## Job
Using the entries below, restate word for word only the lines from the one with "Extract all readable text from this page." to the final line, leaving the pictures out.

## Records to use
---+---

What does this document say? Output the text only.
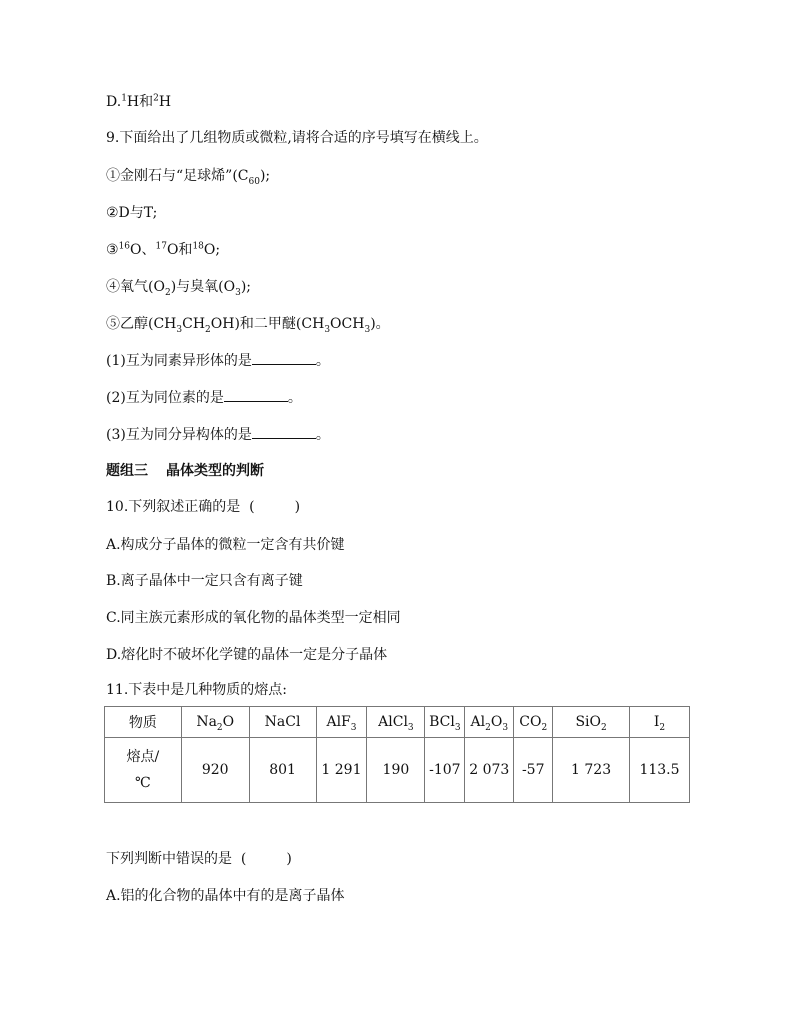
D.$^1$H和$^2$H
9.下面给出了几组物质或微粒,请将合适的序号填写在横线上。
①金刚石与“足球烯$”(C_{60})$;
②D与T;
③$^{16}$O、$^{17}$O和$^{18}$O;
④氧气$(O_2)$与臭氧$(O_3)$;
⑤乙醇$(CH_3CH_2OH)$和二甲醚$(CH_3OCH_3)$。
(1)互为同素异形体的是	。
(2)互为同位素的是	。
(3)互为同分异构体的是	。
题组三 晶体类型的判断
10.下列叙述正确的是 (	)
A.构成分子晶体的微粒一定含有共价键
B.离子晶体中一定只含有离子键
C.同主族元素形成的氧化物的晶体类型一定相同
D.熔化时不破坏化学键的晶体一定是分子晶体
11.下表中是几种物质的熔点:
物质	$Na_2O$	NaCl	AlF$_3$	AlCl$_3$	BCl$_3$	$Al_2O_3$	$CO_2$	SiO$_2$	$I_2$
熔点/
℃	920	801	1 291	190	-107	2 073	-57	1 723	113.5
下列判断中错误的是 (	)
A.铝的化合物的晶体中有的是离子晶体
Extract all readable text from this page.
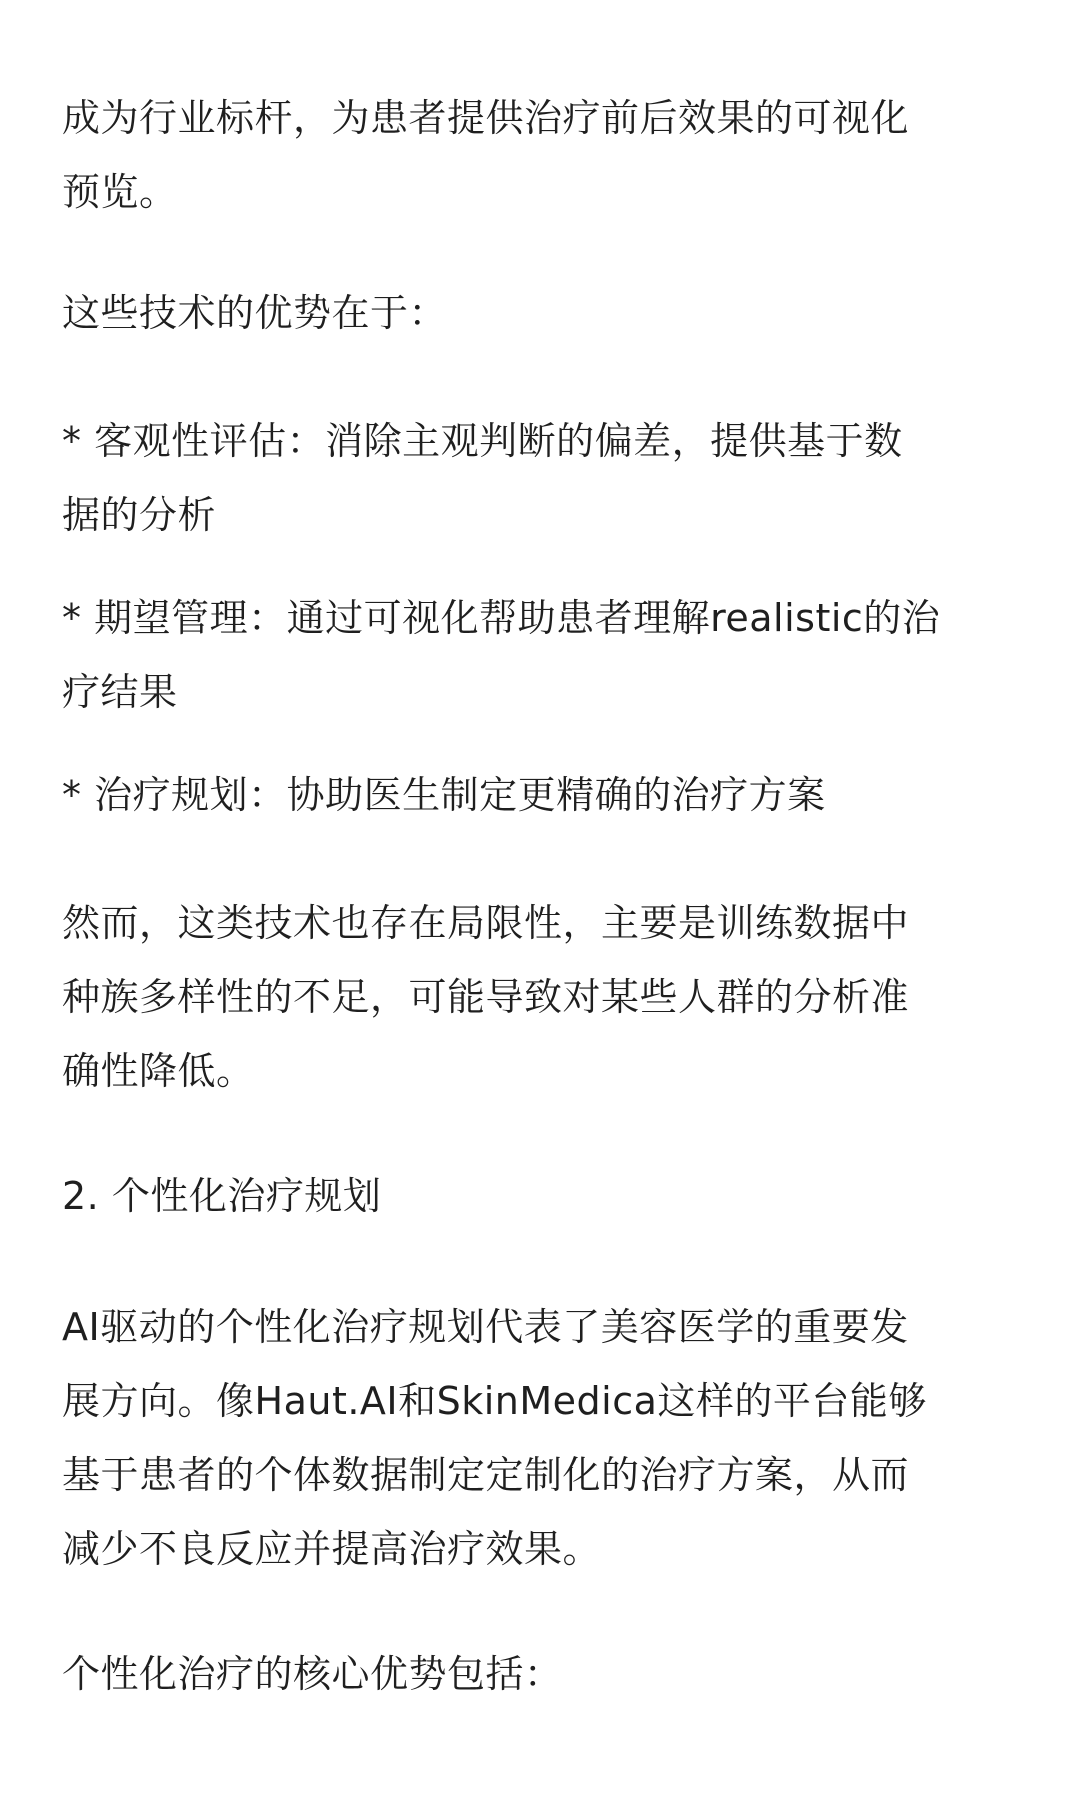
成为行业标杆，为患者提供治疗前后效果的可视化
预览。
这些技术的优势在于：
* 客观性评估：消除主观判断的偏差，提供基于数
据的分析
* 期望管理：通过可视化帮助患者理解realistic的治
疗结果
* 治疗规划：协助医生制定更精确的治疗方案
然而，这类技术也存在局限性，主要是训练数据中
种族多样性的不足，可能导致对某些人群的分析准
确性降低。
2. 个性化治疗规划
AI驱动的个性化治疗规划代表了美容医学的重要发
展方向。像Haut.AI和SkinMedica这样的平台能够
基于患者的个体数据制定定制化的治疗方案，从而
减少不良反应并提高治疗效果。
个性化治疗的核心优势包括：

---+---

## Output of the task
Extract all readable text from this page.
成为行业标杆，为患者提供治疗前后效果的可视化
预览。
这些技术的优势在于：
* 客观性评估：消除主观判断的偏差，提供基于数
据的分析
* 期望管理：通过可视化帮助患者理解realistic的治
疗结果
* 治疗规划：协助医生制定更精确的治疗方案
然而，这类技术也存在局限性，主要是训练数据中
种族多样性的不足，可能导致对某些人群的分析准
确性降低。
2. 个性化治疗规划
AI驱动的个性化治疗规划代表了美容医学的重要发
展方向。像Haut.AI和SkinMedica这样的平台能够
基于患者的个体数据制定定制化的治疗方案，从而
减少不良反应并提高治疗效果。
个性化治疗的核心优势包括：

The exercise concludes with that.